● INSTRUCTIONS FOR THE TASK:
Of the lines below, count those containing the word "photo". Reply with the number alone.

● RECORD LIST:

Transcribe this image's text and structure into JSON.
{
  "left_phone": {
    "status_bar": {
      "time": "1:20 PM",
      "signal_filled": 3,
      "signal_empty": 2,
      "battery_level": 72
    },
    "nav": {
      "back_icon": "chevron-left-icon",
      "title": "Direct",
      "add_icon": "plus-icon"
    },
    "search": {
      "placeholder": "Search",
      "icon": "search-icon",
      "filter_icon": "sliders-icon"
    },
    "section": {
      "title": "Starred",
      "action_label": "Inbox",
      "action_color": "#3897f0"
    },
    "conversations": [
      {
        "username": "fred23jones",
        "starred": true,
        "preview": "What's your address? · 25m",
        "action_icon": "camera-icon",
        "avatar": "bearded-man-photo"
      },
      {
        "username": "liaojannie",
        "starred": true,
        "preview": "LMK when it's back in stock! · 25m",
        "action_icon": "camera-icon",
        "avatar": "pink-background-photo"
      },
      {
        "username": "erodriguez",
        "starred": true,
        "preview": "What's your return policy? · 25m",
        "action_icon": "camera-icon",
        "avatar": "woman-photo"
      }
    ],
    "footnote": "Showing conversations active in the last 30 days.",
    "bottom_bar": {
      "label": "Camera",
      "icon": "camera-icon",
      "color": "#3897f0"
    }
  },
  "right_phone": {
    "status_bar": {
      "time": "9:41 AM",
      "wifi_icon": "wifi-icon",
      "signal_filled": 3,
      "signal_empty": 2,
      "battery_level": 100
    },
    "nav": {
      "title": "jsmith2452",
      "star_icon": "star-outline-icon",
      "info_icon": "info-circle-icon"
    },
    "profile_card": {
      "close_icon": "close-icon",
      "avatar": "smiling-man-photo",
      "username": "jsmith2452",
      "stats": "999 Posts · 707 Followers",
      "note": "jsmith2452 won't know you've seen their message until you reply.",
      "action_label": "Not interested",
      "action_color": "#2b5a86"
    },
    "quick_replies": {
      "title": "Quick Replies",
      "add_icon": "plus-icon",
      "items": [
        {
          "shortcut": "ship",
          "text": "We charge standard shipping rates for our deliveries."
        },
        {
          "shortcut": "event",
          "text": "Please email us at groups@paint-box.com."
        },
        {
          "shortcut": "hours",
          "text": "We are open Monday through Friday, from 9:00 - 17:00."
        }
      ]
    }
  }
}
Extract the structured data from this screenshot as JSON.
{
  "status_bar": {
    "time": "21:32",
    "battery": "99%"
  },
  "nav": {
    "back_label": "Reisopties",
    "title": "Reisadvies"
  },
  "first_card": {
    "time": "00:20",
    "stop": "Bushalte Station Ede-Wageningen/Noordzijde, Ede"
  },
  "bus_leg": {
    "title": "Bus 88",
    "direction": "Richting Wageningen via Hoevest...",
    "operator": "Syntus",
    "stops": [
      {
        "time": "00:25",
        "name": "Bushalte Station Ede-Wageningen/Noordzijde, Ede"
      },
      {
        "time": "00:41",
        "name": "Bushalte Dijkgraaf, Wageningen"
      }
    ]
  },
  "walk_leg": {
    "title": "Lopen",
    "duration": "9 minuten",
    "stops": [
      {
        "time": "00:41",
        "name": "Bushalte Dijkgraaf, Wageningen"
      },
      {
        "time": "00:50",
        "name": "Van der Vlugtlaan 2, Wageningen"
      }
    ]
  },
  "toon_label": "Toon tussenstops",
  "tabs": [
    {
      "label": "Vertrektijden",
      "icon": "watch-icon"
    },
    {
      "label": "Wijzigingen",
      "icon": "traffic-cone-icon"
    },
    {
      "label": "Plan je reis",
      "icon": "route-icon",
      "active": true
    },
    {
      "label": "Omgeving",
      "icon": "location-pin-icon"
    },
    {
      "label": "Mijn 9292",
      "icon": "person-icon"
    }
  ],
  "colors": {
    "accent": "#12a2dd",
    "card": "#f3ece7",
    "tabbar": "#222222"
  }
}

● SOLUTION:
4